_Stored records:_
::::
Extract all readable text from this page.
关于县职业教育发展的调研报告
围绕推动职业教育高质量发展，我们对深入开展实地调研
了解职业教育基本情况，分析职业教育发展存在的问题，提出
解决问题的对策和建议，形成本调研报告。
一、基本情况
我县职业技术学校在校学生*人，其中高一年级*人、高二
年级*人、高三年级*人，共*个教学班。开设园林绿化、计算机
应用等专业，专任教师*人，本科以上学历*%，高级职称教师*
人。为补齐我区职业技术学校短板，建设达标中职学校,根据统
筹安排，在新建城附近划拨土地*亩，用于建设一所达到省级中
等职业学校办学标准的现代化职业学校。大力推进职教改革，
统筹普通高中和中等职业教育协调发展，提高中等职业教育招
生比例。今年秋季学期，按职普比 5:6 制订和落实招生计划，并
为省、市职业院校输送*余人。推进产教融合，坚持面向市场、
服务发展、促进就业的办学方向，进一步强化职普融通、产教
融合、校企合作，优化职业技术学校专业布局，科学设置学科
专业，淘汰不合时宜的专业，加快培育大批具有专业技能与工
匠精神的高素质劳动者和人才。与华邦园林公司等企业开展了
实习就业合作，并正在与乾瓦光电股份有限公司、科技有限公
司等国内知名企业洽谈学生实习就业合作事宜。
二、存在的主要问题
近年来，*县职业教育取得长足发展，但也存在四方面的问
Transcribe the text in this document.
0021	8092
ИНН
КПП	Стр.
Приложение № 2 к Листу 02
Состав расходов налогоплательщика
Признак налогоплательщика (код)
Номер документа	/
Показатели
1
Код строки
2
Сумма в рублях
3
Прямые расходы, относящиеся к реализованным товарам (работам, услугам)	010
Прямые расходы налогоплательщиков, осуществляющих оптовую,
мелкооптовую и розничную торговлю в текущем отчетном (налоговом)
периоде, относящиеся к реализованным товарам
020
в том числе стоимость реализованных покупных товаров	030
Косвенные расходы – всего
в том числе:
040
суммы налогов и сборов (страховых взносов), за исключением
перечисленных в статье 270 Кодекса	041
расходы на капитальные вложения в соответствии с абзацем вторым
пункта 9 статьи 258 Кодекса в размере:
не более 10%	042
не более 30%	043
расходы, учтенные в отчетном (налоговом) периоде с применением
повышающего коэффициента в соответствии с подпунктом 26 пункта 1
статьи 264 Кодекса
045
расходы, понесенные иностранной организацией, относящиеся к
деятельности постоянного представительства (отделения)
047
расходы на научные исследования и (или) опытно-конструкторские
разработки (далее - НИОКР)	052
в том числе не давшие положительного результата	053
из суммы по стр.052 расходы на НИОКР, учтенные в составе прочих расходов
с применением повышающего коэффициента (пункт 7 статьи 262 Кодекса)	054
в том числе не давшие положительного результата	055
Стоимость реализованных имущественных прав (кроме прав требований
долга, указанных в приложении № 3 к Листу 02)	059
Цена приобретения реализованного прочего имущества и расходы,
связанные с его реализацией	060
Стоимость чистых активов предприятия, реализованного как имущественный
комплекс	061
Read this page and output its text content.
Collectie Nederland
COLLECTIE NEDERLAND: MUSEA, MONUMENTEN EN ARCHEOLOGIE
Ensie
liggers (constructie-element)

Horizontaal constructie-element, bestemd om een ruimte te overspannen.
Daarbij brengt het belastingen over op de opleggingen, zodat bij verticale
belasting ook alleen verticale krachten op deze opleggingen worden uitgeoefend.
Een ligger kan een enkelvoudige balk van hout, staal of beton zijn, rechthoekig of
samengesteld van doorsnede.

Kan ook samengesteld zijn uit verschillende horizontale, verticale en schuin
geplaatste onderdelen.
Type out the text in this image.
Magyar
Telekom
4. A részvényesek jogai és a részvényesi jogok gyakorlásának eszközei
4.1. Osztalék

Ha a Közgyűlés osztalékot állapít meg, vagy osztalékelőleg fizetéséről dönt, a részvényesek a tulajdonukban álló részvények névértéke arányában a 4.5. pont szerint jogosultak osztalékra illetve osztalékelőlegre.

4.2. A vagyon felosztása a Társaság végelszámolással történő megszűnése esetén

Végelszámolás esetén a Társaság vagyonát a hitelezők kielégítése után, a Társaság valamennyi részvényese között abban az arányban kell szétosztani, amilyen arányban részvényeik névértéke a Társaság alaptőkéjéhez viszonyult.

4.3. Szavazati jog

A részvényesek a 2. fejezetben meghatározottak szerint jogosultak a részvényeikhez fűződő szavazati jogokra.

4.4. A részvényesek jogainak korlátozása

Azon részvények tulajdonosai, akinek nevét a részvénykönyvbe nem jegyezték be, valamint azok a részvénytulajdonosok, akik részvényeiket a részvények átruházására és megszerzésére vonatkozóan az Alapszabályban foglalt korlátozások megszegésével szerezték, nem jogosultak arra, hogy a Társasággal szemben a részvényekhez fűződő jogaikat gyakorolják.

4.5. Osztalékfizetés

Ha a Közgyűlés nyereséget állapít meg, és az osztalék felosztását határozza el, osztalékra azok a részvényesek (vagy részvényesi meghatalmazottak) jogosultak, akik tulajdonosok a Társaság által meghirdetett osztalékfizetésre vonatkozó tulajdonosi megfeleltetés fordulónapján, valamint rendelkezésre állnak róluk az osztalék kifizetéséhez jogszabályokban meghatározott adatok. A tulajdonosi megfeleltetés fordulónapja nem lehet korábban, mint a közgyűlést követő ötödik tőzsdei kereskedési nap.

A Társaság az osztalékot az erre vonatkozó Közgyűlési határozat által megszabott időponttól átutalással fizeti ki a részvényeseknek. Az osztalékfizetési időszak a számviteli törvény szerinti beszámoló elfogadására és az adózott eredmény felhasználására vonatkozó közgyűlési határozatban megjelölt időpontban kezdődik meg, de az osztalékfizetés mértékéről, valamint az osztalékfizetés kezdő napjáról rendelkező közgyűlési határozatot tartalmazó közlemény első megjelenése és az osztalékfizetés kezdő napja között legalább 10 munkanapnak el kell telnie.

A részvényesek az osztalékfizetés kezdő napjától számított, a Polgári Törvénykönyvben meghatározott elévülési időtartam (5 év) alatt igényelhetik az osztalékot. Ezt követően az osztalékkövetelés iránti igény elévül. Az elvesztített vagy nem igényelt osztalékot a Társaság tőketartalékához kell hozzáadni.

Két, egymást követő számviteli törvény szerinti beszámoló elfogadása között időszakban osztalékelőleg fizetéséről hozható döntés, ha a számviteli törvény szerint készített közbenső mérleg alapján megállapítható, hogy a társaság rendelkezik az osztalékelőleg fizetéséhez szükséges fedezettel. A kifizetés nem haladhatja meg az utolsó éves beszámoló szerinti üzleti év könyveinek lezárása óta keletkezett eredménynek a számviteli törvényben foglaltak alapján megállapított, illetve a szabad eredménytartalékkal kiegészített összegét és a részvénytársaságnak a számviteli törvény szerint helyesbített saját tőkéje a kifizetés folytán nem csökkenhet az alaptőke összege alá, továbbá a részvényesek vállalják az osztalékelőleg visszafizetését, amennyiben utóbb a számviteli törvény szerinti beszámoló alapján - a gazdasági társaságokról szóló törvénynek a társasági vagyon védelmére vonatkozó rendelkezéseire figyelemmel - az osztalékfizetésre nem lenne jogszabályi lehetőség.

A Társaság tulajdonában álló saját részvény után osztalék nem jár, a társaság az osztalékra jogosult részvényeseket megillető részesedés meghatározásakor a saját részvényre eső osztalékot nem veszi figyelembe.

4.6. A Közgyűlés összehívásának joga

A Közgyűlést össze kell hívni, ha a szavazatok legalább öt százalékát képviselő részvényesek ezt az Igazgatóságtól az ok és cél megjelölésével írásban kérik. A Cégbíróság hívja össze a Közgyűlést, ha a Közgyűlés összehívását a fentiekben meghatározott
::::
_GOAL OF THE EXERCISE:_ All the data must be duplicated exactly, with nothing added or removed.

_RESULT OF THE EXERCISE:_
Extract all readable text from this page.
关于县职业教育发展的调研报告
围绕推动职业教育高质量发展，我们对深入开展实地调研
了解职业教育基本情况，分析职业教育发展存在的问题，提出
解决问题的对策和建议，形成本调研报告。
一、基本情况
我县职业技术学校在校学生*人，其中高一年级*人、高二
年级*人、高三年级*人，共*个教学班。开设园林绿化、计算机
应用等专业，专任教师*人，本科以上学历*%，高级职称教师*
人。为补齐我区职业技术学校短板，建设达标中职学校,根据统
筹安排，在新建城附近划拨土地*亩，用于建设一所达到省级中
等职业学校办学标准的现代化职业学校。大力推进职教改革，
统筹普通高中和中等职业教育协调发展，提高中等职业教育招
生比例。今年秋季学期，按职普比 5:6 制订和落实招生计划，并
为省、市职业院校输送*余人。推进产教融合，坚持面向市场、
服务发展、促进就业的办学方向，进一步强化职普融通、产教
融合、校企合作，优化职业技术学校专业布局，科学设置学科
专业，淘汰不合时宜的专业，加快培育大批具有专业技能与工
匠精神的高素质劳动者和人才。与华邦园林公司等企业开展了
实习就业合作，并正在与乾瓦光电股份有限公司、科技有限公
司等国内知名企业洽谈学生实习就业合作事宜。
二、存在的主要问题
近年来，*县职业教育取得长足发展，但也存在四方面的问
Transcribe the text in this document.
0021	8092
ИНН
КПП	Стр.
Приложение № 2 к Листу 02
Состав расходов налогоплательщика
Признак налогоплательщика (код)
Номер документа	/
Показатели
1
Код строки
2
Сумма в рублях
3
Прямые расходы, относящиеся к реализованным товарам (работам, услугам)	010
Прямые расходы налогоплательщиков, осуществляющих оптовую,
мелкооптовую и розничную торговлю в текущем отчетном (налоговом)
периоде, относящиеся к реализованным товарам
020
в том числе стоимость реализованных покупных товаров	030
Косвенные расходы – всего
в том числе:
040
суммы налогов и сборов (страховых взносов), за исключением
перечисленных в статье 270 Кодекса	041
расходы на капитальные вложения в соответствии с абзацем вторым
пункта 9 статьи 258 Кодекса в размере:
не более 10%	042
не более 30%	043
расходы, учтенные в отчетном (налоговом) периоде с применением
повышающего коэффициента в соответствии с подпунктом 26 пункта 1
статьи 264 Кодекса
045
расходы, понесенные иностранной организацией, относящиеся к
деятельности постоянного представительства (отделения)
047
расходы на научные исследования и (или) опытно-конструкторские
разработки (далее - НИОКР)	052
в том числе не давшие положительного результата	053
из суммы по стр.052 расходы на НИОКР, учтенные в составе прочих расходов
с применением повышающего коэффициента (пункт 7 статьи 262 Кодекса)	054
в том числе не давшие положительного результата	055
Стоимость реализованных имущественных прав (кроме прав требований
долга, указанных в приложении № 3 к Листу 02)	059
Цена приобретения реализованного прочего имущества и расходы,
связанные с его реализацией	060
Стоимость чистых активов предприятия, реализованного как имущественный
комплекс	061
Read this page and output its text content.
Collectie Nederland
COLLECTIE NEDERLAND: MUSEA, MONUMENTEN EN ARCHEOLOGIE
Ensie
liggers (constructie-element)

Horizontaal constructie-element, bestemd om een ruimte te overspannen.
Daarbij brengt het belastingen over op de opleggingen, zodat bij verticale
belasting ook alleen verticale krachten op deze opleggingen worden uitgeoefend.
Een ligger kan een enkelvoudige balk van hout, staal of beton zijn, rechthoekig of
samengesteld van doorsnede.

Kan ook samengesteld zijn uit verschillende horizontale, verticale en schuin
geplaatste onderdelen.
Type out the text in this image.
Magyar
Telekom
4. A részvényesek jogai és a részvényesi jogok gyakorlásának eszközei
4.1. Osztalék

Ha a Közgyűlés osztalékot állapít meg, vagy osztalékelőleg fizetéséről dönt, a részvényesek a tulajdonukban álló részvények névértéke arányában a 4.5. pont szerint jogosultak osztalékra illetve osztalékelőlegre.

4.2. A vagyon felosztása a Társaság végelszámolással történő megszűnése esetén

Végelszámolás esetén a Társaság vagyonát a hitelezők kielégítése után, a Társaság valamennyi részvényese között abban az arányban kell szétosztani, amilyen arányban részvényeik névértéke a Társaság alaptőkéjéhez viszonyult.

4.3. Szavazati jog

A részvényesek a 2. fejezetben meghatározottak szerint jogosultak a részvényeikhez fűződő szavazati jogokra.

4.4. A részvényesek jogainak korlátozása

Azon részvények tulajdonosai, akinek nevét a részvénykönyvbe nem jegyezték be, valamint azok a részvénytulajdonosok, akik részvényeiket a részvények átruházására és megszerzésére vonatkozóan az Alapszabályban foglalt korlátozások megszegésével szerezték, nem jogosultak arra, hogy a Társasággal szemben a részvényekhez fűződő jogaikat gyakorolják.

4.5. Osztalékfizetés

Ha a Közgyűlés nyereséget állapít meg, és az osztalék felosztását határozza el, osztalékra azok a részvényesek (vagy részvényesi meghatalmazottak) jogosultak, akik tulajdonosok a Társaság által meghirdetett osztalékfizetésre vonatkozó tulajdonosi megfeleltetés fordulónapján, valamint rendelkezésre állnak róluk az osztalék kifizetéséhez jogszabályokban meghatározott adatok. A tulajdonosi megfeleltetés fordulónapja nem lehet korábban, mint a közgyűlést követő ötödik tőzsdei kereskedési nap.

A Társaság az osztalékot az erre vonatkozó Közgyűlési határozat által megszabott időponttól átutalással fizeti ki a részvényeseknek. Az osztalékfizetési időszak a számviteli törvény szerinti beszámoló elfogadására és az adózott eredmény felhasználására vonatkozó közgyűlési határozatban megjelölt időpontban kezdődik meg, de az osztalékfizetés mértékéről, valamint az osztalékfizetés kezdő napjáról rendelkező közgyűlési határozatot tartalmazó közlemény első megjelenése és az osztalékfizetés kezdő napja között legalább 10 munkanapnak el kell telnie.

A részvényesek az osztalékfizetés kezdő napjától számított, a Polgári Törvénykönyvben meghatározott elévülési időtartam (5 év) alatt igényelhetik az osztalékot. Ezt követően az osztalékkövetelés iránti igény elévül. Az elvesztített vagy nem igényelt osztalékot a Társaság tőketartalékához kell hozzáadni.

Két, egymást követő számviteli törvény szerinti beszámoló elfogadása között időszakban osztalékelőleg fizetéséről hozható döntés, ha a számviteli törvény szerint készített közbenső mérleg alapján megállapítható, hogy a társaság rendelkezik az osztalékelőleg fizetéséhez szükséges fedezettel. A kifizetés nem haladhatja meg az utolsó éves beszámoló szerinti üzleti év könyveinek lezárása óta keletkezett eredménynek a számviteli törvényben foglaltak alapján megállapított, illetve a szabad eredménytartalékkal kiegészített összegét és a részvénytársaságnak a számviteli törvény szerint helyesbített saját tőkéje a kifizetés folytán nem csökkenhet az alaptőke összege alá, továbbá a részvényesek vállalják az osztalékelőleg visszafizetését, amennyiben utóbb a számviteli törvény szerinti beszámoló alapján - a gazdasági társaságokról szóló törvénynek a társasági vagyon védelmére vonatkozó rendelkezéseire figyelemmel - az osztalékfizetésre nem lenne jogszabályi lehetőség.

A Társaság tulajdonában álló saját részvény után osztalék nem jár, a társaság az osztalékra jogosult részvényeseket megillető részesedés meghatározásakor a saját részvényre eső osztalékot nem veszi figyelembe.

4.6. A Közgyűlés összehívásának joga

A Közgyűlést össze kell hívni, ha a szavazatok legalább öt százalékát képviselő részvényesek ezt az Igazgatóságtól az ok és cél megjelölésével írásban kérik. A Cégbíróság hívja össze a Közgyűlést, ha a Közgyűlés összehívását a fentiekben meghatározott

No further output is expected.